- _Exercise task_
Only a number is wanted: how many lines in the records below contain "الملك"?

- _Records provided_
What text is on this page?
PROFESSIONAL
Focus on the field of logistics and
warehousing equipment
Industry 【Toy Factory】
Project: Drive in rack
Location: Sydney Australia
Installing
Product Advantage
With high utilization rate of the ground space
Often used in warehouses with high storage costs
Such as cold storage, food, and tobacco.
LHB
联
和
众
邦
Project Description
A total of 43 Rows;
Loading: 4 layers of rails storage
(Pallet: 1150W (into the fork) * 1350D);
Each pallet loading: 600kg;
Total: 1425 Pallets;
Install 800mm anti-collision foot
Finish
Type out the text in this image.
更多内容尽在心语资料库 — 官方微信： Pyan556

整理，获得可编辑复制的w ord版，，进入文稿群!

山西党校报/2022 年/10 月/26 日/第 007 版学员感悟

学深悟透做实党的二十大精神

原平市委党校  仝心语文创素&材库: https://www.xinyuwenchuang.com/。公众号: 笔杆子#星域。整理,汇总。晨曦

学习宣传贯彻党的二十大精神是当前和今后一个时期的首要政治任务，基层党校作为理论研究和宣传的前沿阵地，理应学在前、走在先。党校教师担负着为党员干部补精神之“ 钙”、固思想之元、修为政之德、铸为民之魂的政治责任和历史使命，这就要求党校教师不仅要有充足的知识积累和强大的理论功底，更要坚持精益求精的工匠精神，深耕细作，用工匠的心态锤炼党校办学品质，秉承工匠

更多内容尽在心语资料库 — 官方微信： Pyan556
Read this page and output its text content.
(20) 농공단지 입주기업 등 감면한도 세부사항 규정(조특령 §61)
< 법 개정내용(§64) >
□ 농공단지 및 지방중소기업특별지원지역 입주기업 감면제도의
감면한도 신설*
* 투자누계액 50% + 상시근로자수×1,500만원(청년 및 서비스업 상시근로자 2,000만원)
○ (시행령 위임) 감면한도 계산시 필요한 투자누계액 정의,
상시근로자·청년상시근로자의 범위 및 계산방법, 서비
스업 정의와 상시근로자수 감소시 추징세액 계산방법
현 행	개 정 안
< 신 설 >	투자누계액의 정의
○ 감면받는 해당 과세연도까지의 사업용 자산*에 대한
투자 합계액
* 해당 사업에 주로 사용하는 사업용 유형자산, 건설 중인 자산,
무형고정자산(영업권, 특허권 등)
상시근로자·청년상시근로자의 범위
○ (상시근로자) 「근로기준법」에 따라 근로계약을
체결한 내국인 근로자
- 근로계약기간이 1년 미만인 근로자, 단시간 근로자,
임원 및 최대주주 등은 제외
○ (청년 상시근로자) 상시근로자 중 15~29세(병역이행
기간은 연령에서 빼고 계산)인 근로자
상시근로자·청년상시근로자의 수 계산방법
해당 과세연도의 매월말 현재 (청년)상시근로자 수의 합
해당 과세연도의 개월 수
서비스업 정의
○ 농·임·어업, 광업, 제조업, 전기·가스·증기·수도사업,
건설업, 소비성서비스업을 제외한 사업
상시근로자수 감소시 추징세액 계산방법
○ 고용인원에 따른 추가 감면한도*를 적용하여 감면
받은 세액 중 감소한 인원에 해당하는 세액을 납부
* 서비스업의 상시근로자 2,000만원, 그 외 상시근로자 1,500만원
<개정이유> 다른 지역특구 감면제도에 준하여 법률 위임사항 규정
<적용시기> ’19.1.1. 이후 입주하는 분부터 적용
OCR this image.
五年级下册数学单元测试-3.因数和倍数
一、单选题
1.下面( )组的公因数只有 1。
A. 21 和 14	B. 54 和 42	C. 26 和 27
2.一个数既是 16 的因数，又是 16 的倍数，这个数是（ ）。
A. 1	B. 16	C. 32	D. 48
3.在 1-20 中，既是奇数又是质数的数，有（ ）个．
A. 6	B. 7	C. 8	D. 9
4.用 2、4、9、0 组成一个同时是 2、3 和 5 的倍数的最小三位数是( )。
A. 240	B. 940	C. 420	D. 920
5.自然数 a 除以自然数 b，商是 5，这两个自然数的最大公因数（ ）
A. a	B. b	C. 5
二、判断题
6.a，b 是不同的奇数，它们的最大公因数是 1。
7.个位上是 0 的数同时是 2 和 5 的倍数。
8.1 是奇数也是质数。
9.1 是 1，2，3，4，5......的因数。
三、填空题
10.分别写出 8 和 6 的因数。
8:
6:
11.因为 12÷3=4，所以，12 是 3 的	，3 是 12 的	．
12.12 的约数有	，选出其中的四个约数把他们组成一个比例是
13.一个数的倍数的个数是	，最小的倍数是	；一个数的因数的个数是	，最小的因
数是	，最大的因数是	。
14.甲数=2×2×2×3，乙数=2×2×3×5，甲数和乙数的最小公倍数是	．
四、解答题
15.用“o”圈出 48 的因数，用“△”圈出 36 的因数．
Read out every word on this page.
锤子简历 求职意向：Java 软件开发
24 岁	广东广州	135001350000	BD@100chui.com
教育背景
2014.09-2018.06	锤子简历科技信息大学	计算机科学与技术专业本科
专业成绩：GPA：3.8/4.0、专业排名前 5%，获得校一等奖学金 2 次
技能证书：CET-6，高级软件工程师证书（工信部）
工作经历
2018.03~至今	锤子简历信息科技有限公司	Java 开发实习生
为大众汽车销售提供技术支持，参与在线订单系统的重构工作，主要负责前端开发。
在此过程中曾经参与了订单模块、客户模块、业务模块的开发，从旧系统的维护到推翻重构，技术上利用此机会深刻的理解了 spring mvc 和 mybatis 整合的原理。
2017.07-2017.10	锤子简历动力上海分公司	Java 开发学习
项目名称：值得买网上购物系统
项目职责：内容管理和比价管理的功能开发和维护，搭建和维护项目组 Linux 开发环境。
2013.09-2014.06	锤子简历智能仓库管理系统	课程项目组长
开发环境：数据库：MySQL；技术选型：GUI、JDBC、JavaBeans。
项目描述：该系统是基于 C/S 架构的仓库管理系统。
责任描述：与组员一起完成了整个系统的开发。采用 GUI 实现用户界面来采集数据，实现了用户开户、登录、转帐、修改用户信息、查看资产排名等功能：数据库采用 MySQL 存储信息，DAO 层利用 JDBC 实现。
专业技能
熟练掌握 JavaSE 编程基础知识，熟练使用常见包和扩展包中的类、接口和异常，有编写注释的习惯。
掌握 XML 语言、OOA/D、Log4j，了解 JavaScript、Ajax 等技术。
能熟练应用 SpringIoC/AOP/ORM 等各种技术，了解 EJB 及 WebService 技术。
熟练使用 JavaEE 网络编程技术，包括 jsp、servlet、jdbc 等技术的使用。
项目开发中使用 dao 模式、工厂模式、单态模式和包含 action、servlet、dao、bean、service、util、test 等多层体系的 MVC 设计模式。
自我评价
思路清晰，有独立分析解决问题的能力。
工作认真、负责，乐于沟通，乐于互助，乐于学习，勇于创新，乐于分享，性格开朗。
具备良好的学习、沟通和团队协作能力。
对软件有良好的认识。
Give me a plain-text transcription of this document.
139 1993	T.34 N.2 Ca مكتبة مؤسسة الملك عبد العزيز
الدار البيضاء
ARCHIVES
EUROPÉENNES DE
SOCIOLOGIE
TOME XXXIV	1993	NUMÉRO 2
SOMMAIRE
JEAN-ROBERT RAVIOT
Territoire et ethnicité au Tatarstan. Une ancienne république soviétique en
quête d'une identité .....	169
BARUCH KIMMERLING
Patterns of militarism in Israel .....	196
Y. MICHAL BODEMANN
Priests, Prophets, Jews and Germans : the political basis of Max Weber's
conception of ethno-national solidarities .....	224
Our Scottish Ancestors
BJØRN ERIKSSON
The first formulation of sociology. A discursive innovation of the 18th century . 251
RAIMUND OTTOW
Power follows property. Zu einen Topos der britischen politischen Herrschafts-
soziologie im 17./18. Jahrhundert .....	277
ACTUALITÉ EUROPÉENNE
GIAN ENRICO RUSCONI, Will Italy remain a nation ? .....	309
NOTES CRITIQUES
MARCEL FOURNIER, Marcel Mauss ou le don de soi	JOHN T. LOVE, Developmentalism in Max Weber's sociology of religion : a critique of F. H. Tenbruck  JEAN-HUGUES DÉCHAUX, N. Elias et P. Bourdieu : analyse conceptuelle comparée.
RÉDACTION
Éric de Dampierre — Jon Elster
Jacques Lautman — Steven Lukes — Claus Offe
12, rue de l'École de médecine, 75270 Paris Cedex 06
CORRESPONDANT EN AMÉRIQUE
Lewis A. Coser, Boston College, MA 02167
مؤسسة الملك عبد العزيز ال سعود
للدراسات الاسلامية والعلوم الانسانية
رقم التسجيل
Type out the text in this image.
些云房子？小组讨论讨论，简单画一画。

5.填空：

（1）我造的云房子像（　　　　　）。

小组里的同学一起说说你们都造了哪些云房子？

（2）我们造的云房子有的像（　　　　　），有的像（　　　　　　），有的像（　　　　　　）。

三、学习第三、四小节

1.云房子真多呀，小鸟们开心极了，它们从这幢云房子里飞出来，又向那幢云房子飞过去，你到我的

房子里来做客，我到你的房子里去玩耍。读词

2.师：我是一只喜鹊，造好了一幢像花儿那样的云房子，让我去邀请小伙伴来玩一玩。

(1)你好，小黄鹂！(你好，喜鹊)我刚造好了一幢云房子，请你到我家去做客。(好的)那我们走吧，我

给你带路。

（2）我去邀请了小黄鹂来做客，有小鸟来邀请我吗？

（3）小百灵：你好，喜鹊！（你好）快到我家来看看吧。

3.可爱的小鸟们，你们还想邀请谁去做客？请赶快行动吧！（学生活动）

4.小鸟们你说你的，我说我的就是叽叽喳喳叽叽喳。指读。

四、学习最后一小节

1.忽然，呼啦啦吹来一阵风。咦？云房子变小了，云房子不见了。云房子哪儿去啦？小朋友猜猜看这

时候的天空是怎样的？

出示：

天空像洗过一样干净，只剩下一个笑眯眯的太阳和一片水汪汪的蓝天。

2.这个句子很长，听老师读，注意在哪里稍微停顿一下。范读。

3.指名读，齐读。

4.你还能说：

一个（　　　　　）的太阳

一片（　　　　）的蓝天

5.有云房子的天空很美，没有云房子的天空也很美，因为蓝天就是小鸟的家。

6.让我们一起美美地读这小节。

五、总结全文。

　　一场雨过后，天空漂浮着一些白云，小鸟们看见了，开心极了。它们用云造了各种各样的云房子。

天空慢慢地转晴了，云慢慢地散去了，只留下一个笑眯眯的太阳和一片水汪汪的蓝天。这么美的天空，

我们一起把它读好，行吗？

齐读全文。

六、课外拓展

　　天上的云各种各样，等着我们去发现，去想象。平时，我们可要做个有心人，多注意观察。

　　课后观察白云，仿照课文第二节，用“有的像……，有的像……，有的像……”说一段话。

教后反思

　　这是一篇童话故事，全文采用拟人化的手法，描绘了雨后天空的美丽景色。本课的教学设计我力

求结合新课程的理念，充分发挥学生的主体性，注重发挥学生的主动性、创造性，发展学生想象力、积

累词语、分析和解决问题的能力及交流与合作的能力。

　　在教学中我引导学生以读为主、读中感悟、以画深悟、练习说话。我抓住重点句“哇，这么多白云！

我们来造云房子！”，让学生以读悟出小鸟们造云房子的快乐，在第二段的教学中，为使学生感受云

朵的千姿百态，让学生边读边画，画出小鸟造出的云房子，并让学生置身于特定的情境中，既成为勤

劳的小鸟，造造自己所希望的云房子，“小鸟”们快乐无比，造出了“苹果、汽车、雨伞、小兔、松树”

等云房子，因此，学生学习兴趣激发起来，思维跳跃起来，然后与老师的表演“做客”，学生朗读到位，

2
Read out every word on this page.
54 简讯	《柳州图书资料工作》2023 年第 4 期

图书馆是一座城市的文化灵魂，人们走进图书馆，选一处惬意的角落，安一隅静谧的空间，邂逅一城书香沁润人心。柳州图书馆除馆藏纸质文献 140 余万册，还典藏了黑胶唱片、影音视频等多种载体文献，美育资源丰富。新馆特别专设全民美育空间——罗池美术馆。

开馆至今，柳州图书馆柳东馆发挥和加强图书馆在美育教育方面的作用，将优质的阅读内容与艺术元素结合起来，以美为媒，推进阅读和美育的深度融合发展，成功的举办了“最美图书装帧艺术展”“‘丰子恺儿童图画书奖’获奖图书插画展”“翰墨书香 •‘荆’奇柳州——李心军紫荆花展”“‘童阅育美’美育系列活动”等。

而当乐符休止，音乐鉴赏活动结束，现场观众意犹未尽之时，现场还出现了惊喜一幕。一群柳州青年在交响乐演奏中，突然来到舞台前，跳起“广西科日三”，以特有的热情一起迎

- _Worked solution_
2